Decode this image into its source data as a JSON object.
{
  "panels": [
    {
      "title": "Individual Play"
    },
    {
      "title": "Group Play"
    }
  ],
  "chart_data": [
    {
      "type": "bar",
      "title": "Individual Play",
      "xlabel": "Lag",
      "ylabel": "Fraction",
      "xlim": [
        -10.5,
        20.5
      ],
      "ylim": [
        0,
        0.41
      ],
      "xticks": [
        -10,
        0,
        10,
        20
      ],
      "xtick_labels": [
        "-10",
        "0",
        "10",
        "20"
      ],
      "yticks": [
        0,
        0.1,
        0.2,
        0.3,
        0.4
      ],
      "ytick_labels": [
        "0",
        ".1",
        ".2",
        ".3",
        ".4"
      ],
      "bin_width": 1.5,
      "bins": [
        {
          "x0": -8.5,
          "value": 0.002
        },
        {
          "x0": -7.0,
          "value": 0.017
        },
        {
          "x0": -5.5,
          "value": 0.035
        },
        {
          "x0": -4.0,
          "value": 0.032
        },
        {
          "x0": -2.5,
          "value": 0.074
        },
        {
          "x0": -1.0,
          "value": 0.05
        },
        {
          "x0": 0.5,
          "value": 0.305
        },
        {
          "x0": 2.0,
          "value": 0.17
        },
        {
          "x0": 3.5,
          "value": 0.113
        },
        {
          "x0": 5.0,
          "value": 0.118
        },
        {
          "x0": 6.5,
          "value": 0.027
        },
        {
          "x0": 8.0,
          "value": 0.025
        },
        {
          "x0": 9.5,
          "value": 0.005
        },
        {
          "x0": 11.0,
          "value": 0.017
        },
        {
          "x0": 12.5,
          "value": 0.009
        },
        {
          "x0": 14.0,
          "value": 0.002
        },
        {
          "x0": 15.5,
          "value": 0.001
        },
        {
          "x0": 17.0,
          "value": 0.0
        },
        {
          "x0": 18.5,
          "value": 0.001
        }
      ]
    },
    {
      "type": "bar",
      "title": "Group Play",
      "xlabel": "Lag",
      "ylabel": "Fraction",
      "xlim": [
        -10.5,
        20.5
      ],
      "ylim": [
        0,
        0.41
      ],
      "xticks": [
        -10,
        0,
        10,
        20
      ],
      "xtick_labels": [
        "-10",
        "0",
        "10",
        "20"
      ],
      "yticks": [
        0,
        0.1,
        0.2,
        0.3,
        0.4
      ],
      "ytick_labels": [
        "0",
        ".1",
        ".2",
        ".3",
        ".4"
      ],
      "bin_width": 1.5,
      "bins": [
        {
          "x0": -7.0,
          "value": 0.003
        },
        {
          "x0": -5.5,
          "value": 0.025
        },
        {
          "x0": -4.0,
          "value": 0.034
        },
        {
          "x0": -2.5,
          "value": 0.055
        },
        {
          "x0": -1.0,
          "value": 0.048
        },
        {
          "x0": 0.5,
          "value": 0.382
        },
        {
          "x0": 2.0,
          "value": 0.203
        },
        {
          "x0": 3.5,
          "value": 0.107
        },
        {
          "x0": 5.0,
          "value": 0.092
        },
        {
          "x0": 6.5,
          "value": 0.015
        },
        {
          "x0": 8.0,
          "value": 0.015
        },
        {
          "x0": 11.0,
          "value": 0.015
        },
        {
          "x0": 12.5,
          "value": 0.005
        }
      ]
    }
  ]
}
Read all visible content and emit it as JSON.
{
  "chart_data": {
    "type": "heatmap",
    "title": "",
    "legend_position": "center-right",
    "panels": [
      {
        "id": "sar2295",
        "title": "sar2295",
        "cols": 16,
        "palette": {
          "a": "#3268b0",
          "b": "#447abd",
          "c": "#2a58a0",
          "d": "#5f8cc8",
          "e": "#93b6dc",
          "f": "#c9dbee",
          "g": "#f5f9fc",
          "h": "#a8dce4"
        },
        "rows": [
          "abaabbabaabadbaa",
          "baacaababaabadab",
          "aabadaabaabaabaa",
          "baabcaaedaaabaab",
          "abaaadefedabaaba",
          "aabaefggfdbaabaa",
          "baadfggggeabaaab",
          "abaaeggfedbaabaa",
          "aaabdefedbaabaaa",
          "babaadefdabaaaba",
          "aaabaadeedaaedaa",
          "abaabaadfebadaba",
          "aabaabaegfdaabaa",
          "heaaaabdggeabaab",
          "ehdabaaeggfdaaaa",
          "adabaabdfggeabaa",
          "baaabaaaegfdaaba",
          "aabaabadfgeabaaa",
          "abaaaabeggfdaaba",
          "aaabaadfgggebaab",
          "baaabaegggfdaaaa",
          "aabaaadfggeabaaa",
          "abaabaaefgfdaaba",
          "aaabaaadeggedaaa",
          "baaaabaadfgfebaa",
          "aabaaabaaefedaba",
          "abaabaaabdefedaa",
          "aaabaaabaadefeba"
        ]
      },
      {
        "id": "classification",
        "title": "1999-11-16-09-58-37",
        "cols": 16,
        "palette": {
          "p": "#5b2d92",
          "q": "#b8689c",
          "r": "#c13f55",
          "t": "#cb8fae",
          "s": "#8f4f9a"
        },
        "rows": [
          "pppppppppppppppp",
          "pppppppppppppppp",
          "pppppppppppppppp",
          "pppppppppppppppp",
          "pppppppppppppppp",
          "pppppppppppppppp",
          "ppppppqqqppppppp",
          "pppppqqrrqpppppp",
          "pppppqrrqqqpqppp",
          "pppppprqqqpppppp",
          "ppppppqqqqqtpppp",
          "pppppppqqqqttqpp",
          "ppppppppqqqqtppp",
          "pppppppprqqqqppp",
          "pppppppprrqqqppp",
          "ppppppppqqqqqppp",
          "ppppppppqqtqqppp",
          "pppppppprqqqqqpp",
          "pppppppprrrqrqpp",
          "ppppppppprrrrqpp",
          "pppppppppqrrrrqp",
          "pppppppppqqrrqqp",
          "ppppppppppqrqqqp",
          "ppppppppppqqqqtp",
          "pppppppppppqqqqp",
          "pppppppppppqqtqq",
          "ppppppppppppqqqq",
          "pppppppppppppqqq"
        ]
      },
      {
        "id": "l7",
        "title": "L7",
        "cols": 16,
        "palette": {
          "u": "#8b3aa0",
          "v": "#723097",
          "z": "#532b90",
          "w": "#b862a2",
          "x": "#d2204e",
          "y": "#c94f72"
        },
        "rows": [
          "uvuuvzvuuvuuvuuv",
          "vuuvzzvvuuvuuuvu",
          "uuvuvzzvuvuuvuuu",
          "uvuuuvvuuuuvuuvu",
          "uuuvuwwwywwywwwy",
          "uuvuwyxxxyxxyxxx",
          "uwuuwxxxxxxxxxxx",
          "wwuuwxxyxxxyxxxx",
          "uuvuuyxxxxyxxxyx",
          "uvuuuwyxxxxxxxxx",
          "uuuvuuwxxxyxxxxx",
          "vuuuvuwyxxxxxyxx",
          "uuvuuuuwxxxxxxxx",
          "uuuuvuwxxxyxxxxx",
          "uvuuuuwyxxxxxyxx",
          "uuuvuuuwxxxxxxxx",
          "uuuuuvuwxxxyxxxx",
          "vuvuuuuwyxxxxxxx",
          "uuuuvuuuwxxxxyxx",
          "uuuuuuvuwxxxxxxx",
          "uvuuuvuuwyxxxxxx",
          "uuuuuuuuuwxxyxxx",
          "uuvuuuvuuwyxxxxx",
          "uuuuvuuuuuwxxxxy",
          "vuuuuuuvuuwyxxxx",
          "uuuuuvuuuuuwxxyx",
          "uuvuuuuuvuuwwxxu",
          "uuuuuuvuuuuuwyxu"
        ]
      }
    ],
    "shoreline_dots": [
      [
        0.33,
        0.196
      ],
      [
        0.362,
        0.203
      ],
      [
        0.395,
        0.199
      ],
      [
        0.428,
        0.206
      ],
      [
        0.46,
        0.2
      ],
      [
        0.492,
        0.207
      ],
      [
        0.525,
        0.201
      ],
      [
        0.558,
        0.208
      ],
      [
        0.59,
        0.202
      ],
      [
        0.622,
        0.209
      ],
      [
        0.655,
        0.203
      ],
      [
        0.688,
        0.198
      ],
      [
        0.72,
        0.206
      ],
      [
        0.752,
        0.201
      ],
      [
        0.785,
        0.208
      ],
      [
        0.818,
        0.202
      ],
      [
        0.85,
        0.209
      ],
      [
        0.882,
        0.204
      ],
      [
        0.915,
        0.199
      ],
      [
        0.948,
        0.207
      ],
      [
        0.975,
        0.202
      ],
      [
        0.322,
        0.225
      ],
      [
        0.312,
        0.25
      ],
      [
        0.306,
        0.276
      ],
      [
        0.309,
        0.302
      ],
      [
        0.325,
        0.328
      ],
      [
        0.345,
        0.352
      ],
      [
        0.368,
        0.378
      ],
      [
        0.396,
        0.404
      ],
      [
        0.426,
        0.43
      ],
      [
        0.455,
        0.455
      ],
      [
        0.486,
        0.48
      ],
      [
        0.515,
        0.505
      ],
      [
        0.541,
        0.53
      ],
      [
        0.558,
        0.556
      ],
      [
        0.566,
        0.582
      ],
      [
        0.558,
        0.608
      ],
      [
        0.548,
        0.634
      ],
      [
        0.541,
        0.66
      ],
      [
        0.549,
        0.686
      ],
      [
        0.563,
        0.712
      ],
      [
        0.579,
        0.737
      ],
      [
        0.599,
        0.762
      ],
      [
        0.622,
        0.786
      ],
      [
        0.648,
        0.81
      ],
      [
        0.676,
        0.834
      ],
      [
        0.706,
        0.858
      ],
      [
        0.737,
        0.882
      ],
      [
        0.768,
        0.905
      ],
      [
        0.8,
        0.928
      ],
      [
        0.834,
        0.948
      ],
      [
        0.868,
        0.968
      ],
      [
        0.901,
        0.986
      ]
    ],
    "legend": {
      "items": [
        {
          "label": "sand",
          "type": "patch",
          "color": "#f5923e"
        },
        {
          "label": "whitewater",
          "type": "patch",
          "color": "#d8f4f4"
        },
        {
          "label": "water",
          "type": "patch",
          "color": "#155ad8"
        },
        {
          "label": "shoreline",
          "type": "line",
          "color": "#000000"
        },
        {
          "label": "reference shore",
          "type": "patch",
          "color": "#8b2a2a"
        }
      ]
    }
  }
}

◇ ◇ ◇ ◇

WHAT IS ASKED: Filter the entries down to the lines containing "Individual". Copy each of those lines.

EXERCISE SOLUTION:
      "title": "Individual Play"
      "title": "Individual Play",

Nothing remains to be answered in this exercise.